> THE EXERCISE
Find each line with the string "JSON" and report it.

>> begin AVAILABLE DATA

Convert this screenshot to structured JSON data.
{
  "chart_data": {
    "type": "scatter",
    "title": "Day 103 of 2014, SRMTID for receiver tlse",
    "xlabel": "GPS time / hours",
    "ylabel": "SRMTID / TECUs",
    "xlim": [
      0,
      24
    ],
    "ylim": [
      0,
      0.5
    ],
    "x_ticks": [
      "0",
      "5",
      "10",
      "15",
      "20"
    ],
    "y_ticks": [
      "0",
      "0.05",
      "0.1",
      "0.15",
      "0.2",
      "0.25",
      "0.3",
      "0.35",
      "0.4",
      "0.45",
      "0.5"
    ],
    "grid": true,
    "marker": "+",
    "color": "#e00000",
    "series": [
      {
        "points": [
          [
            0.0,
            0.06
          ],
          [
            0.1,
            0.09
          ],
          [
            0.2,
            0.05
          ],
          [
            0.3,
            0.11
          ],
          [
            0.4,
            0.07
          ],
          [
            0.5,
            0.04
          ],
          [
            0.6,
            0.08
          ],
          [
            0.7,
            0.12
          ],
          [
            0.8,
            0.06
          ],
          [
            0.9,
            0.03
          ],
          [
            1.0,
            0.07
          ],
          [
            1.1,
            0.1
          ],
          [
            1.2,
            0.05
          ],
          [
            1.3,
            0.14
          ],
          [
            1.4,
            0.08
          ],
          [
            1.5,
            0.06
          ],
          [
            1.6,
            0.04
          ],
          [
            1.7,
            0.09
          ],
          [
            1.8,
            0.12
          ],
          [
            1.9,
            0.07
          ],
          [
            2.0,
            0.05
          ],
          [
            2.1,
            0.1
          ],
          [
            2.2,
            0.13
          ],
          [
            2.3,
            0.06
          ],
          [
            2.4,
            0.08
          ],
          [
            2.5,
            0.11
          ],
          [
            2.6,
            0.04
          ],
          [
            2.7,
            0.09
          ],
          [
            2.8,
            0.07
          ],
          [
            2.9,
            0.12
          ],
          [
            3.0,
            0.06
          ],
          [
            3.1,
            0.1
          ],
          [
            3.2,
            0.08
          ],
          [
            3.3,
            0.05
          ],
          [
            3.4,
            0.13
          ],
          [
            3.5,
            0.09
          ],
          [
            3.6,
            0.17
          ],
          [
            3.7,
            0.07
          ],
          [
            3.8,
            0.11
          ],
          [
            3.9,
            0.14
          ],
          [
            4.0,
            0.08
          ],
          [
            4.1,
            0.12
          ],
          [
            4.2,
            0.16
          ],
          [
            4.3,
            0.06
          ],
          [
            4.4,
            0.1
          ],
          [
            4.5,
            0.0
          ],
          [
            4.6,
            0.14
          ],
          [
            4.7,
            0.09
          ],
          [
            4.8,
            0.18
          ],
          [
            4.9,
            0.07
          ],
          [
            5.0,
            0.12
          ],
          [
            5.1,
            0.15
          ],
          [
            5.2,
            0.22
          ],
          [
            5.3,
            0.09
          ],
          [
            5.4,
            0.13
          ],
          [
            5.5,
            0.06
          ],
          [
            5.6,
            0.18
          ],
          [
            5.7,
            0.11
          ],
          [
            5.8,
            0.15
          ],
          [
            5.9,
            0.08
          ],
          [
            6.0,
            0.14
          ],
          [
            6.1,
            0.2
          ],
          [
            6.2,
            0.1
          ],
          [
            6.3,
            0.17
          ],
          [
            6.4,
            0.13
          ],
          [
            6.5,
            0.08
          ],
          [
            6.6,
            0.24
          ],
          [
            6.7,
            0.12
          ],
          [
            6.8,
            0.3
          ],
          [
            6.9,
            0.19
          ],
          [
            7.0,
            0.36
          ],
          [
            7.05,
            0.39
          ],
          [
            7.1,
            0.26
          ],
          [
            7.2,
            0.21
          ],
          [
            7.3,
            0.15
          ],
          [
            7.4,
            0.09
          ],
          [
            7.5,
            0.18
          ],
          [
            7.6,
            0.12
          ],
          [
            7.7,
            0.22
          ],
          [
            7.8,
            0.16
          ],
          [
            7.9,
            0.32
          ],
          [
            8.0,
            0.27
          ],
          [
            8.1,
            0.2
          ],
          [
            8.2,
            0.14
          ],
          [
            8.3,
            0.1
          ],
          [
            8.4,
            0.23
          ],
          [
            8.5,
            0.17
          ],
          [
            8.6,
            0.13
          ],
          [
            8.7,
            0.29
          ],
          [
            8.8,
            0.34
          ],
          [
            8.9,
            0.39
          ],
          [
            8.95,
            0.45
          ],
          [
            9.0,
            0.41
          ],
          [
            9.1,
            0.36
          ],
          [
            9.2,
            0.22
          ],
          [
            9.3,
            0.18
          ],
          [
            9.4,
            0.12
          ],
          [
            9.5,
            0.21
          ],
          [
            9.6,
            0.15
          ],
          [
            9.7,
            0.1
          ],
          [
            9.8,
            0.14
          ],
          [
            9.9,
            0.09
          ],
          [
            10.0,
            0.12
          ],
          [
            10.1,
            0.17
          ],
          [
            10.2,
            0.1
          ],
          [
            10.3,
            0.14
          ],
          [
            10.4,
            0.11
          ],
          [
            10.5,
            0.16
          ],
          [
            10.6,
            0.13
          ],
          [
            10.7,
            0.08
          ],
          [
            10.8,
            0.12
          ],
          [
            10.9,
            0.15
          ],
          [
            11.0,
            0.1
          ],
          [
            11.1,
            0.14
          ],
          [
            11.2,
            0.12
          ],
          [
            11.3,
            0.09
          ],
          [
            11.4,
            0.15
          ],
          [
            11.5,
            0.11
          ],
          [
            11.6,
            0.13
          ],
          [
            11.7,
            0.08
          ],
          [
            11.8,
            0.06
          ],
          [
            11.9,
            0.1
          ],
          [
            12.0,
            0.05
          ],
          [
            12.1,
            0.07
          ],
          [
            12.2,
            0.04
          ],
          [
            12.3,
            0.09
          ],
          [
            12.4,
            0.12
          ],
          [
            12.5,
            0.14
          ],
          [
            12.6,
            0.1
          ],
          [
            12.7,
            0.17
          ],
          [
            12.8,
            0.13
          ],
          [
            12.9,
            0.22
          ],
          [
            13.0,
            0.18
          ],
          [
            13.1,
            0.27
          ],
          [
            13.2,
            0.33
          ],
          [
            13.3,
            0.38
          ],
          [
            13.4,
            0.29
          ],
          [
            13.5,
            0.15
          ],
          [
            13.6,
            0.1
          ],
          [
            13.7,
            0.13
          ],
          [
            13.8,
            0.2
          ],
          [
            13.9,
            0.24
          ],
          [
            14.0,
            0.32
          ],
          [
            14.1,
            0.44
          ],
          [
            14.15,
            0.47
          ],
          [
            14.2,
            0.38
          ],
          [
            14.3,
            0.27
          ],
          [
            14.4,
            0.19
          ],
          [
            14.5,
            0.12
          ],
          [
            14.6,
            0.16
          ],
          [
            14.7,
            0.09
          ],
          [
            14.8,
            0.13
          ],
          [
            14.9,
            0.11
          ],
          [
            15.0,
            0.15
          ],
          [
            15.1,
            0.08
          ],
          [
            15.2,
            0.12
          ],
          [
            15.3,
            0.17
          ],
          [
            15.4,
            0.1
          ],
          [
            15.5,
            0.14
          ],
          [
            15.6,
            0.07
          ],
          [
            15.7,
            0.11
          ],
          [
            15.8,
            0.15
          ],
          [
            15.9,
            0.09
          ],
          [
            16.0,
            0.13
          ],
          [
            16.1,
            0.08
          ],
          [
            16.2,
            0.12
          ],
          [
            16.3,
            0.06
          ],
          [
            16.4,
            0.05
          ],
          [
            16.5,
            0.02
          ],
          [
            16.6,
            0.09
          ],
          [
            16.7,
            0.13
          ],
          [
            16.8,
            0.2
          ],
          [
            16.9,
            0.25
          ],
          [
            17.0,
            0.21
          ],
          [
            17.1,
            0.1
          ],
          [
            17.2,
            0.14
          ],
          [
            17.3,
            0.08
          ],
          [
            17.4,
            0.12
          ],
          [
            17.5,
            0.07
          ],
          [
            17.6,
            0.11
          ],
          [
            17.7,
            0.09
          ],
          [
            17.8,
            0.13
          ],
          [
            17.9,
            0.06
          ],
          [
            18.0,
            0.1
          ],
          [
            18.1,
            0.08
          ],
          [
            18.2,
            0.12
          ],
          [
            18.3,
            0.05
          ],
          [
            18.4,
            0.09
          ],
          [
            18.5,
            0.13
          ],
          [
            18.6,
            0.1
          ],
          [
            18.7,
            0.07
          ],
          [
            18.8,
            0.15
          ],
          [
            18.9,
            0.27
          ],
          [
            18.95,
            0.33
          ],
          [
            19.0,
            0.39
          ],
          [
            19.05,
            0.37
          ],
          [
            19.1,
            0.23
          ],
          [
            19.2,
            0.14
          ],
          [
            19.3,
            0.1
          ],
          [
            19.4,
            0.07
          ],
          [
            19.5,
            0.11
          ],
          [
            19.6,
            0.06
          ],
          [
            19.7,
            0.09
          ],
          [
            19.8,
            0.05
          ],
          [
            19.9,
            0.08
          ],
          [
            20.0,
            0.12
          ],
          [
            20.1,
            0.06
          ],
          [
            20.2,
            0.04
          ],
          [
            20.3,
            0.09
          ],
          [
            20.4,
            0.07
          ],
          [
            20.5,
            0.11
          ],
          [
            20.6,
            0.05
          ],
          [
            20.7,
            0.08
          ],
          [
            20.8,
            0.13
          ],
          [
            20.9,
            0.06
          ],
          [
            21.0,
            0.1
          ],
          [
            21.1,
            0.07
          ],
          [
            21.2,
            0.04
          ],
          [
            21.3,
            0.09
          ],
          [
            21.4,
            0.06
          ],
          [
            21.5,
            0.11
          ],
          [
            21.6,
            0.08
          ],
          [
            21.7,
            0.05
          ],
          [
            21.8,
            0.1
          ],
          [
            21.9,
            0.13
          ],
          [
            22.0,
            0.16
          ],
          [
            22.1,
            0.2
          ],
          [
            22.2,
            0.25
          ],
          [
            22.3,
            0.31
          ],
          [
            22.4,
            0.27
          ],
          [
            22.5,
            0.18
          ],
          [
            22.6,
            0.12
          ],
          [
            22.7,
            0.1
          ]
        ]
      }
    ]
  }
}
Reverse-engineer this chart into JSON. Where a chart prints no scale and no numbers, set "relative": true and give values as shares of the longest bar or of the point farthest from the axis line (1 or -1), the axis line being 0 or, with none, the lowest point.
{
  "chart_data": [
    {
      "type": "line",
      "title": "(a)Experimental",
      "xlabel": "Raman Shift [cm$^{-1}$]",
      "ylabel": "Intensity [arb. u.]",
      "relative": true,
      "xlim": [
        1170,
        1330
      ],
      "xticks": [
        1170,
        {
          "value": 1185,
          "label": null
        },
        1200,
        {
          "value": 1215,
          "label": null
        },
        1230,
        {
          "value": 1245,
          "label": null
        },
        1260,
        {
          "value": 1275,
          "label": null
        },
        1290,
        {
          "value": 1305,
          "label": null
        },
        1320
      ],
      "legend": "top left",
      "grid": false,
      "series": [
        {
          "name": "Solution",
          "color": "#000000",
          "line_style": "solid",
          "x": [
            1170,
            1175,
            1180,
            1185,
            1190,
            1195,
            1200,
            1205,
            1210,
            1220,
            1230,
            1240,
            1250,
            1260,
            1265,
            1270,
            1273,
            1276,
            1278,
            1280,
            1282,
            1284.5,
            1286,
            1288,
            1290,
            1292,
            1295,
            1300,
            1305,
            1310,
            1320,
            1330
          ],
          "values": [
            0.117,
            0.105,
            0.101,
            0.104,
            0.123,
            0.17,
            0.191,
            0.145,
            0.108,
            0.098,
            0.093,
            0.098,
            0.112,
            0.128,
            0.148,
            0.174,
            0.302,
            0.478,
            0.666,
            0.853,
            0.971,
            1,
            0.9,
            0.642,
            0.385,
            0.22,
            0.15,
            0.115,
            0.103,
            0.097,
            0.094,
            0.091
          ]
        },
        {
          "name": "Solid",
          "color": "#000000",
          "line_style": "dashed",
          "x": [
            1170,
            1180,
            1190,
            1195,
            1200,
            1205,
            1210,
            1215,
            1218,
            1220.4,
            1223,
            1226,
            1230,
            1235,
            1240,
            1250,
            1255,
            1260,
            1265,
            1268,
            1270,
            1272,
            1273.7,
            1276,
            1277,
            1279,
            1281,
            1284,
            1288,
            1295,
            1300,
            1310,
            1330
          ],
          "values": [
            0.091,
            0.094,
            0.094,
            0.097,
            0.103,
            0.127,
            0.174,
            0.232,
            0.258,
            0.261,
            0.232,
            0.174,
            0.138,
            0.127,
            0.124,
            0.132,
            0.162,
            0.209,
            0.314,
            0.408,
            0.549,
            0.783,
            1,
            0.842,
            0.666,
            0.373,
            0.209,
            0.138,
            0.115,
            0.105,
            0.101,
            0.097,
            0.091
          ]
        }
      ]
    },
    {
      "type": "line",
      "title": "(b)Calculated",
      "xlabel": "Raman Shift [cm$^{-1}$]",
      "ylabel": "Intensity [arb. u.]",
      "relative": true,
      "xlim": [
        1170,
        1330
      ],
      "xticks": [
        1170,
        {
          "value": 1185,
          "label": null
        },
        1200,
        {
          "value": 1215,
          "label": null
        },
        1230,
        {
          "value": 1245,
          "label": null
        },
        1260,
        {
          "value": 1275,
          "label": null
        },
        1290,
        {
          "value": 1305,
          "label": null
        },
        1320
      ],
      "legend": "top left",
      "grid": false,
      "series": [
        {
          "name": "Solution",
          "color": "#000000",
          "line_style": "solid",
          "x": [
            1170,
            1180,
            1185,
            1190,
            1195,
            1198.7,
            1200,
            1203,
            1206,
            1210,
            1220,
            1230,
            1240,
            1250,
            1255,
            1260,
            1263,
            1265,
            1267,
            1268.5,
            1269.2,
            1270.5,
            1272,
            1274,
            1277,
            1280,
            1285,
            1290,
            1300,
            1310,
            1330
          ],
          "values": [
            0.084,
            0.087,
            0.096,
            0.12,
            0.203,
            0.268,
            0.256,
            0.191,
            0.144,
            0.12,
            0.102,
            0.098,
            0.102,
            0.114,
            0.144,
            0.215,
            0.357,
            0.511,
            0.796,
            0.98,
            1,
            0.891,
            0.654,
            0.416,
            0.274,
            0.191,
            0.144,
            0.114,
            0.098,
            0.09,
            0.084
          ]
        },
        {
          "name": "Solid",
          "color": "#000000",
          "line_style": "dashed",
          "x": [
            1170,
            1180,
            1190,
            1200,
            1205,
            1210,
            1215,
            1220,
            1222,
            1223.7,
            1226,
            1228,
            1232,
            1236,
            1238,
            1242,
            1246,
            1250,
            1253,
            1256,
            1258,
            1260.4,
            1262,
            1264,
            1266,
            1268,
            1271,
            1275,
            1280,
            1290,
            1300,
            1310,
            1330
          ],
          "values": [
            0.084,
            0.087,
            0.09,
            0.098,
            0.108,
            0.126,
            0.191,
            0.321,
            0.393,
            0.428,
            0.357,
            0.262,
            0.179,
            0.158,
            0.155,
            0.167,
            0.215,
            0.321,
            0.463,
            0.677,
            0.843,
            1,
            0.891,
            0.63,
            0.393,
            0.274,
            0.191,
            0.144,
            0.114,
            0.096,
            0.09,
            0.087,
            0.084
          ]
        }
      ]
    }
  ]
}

>> end AVAILABLE DATA

> EXPECTED OUTPUT
Convert this screenshot to structured JSON data.
Reverse-engineer this chart into JSON. Where a chart prints no scale and no numbers, set "relative": true and give values as shares of the longest bar or of the point farthest from the axis line (1 or -1), the axis line being 0 or, with none, the lowest point.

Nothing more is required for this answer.